Required task
Extract from the listing each line in which the word "title" appears.

Information supplied
····················
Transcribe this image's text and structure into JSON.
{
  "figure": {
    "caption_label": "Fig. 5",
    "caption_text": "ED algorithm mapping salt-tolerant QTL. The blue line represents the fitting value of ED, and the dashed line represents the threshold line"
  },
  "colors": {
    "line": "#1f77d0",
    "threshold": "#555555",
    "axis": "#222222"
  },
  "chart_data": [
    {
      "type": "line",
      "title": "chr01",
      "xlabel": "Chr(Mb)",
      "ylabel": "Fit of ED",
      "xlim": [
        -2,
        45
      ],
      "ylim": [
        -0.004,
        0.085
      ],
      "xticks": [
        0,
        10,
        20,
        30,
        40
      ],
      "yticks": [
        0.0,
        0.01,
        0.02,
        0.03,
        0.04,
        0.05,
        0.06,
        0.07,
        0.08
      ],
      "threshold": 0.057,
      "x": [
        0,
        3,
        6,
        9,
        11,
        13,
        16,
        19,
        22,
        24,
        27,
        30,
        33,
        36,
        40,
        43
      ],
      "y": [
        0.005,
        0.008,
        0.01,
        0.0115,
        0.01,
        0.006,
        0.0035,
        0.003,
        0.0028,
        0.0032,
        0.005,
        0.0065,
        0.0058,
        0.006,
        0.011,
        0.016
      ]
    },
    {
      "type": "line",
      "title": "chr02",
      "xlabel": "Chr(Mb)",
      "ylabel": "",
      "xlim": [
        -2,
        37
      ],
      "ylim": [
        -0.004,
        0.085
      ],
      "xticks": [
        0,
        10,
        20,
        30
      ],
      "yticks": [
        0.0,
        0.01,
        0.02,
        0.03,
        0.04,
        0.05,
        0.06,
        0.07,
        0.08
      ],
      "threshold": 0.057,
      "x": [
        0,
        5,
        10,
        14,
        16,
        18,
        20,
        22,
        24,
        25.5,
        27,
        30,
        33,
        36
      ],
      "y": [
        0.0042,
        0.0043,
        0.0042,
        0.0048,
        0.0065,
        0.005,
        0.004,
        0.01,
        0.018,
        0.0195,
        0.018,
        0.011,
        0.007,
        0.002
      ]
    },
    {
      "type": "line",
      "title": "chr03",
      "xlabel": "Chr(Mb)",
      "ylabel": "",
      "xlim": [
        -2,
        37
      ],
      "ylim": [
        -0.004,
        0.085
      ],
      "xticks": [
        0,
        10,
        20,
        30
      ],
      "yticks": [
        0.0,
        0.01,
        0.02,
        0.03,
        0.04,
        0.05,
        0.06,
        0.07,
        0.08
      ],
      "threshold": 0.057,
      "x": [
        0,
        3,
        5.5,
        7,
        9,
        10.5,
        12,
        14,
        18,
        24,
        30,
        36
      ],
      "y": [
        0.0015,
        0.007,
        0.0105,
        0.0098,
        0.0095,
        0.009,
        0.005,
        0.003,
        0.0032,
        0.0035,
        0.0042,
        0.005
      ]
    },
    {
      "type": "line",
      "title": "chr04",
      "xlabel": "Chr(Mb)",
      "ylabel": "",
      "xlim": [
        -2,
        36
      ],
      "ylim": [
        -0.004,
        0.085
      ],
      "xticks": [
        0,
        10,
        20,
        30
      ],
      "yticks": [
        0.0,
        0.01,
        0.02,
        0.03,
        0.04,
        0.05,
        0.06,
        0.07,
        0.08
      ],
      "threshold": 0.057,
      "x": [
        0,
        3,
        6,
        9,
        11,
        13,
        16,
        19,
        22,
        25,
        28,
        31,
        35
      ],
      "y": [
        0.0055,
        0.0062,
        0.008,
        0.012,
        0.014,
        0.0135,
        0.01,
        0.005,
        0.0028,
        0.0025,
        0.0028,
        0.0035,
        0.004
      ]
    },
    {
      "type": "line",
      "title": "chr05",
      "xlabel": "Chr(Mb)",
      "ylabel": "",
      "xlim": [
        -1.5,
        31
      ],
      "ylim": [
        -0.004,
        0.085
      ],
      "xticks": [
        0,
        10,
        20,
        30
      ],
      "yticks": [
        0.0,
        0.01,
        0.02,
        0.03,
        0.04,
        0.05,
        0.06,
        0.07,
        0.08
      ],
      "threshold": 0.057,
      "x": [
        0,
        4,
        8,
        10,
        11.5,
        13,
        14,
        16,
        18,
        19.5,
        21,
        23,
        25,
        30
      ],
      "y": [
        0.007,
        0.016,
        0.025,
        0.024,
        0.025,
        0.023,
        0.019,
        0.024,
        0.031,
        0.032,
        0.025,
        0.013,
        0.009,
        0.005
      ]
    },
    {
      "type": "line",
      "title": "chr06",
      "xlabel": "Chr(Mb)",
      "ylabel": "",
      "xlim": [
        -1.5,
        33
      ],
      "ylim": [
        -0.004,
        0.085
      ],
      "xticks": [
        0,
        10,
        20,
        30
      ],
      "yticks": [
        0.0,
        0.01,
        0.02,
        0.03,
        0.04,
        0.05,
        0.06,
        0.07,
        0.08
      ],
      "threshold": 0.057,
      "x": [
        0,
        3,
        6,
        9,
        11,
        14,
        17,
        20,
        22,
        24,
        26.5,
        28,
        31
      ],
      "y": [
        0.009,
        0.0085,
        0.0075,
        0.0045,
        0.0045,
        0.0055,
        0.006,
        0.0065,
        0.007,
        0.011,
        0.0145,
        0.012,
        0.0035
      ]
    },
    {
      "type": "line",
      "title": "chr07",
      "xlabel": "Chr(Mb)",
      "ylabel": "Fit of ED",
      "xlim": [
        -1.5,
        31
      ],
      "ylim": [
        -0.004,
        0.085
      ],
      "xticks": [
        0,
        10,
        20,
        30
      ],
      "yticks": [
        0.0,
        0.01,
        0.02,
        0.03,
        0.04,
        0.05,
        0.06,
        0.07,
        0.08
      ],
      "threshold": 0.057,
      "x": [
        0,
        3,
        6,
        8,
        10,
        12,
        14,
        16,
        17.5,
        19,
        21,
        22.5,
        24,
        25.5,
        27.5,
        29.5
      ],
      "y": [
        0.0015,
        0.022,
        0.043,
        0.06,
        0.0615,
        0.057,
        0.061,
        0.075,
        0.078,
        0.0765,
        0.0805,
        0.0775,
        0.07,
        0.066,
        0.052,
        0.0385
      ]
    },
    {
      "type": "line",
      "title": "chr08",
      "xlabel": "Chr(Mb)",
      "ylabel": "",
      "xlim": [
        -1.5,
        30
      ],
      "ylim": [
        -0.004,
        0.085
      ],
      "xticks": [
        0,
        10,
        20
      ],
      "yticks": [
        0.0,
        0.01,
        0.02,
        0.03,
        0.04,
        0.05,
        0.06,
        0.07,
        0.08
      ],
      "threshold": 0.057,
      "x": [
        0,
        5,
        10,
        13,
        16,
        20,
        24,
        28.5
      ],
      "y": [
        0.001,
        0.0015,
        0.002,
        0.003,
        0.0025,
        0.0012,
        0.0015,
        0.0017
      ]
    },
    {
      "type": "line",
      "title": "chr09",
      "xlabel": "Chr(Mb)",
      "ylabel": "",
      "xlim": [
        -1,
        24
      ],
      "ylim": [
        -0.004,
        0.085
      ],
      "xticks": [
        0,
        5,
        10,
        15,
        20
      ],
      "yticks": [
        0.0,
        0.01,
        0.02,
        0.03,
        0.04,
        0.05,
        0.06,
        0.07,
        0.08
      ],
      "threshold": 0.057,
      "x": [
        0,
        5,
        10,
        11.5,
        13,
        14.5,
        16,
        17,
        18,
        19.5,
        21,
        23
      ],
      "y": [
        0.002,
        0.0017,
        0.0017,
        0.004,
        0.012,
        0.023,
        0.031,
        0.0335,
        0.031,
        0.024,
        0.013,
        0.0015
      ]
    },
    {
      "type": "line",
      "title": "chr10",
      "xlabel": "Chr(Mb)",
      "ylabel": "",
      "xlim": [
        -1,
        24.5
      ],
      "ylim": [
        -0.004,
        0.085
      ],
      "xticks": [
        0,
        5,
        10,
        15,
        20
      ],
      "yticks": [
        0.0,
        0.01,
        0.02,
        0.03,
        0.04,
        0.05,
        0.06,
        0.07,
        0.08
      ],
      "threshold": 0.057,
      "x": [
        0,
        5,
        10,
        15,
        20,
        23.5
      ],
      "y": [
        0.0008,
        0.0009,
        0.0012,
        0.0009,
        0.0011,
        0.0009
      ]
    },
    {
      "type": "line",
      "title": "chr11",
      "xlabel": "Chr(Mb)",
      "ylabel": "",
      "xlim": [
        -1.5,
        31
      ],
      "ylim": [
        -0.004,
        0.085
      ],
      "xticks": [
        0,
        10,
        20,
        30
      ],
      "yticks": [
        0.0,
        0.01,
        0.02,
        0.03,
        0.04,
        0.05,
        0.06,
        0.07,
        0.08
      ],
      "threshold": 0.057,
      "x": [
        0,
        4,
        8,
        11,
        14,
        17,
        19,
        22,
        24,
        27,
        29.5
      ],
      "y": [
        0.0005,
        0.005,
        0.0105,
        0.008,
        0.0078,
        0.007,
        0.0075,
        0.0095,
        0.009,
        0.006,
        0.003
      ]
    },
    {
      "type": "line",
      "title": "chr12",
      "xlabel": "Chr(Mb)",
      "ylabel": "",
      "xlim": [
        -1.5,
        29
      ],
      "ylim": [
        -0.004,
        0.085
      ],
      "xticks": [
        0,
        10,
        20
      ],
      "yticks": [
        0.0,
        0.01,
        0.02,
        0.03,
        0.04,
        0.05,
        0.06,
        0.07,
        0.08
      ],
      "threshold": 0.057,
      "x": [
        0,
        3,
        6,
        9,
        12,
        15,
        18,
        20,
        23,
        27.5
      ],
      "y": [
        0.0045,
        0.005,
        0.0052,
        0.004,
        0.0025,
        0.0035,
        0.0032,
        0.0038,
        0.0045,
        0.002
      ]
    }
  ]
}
····················
Solution to this problem
      "title": "chr01",
      "title": "chr02",
      "title": "chr03",
      "title": "chr04",
      "title": "chr05",
      "title": "chr06",
      "title": "chr07",
      "title": "chr08",
      "title": "chr09",
      "title": "chr10",
      "title": "chr11",
      "title": "chr12",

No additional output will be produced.